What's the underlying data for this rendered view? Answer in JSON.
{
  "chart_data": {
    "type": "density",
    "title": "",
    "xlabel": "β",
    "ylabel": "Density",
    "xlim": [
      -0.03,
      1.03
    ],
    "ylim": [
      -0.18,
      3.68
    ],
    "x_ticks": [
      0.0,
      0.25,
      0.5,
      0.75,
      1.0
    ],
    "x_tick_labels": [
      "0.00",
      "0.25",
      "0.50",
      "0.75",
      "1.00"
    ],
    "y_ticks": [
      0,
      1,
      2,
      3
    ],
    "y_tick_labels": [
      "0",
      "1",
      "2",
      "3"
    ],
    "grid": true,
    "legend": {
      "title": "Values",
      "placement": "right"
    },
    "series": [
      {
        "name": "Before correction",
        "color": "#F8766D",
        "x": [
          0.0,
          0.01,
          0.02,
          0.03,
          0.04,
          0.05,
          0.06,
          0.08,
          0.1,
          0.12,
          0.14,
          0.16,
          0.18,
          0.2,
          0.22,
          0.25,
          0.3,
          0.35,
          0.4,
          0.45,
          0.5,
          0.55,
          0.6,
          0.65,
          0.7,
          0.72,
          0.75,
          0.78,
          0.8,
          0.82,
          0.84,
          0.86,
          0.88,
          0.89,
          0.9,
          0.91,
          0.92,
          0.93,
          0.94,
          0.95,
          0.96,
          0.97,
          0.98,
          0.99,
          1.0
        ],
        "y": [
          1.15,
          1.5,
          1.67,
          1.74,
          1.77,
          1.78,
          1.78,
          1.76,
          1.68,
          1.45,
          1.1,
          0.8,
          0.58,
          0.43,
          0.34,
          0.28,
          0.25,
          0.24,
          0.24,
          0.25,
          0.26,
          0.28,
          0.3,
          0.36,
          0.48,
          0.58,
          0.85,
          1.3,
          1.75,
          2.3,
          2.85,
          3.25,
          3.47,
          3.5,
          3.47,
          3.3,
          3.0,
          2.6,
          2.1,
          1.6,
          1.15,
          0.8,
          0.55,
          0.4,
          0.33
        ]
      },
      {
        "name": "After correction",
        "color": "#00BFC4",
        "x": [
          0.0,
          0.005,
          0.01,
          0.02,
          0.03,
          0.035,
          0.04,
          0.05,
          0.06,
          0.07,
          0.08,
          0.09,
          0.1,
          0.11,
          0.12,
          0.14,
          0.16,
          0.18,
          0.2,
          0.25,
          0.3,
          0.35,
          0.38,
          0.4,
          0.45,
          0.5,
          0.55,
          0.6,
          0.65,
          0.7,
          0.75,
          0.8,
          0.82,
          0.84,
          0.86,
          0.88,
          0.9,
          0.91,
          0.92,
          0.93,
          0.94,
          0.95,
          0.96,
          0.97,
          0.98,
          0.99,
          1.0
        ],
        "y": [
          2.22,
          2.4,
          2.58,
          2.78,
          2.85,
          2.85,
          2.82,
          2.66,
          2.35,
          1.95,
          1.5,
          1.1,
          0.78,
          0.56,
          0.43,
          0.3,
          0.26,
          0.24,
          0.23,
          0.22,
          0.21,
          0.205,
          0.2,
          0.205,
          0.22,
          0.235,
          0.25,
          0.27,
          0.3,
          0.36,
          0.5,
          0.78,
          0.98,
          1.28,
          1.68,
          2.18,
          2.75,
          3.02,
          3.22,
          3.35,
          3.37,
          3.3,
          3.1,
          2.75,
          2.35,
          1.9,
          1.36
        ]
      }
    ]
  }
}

----------------

Select every line above that contains the word "correction", and copy it.

        "name": "Before correction",
        "name": "After correction",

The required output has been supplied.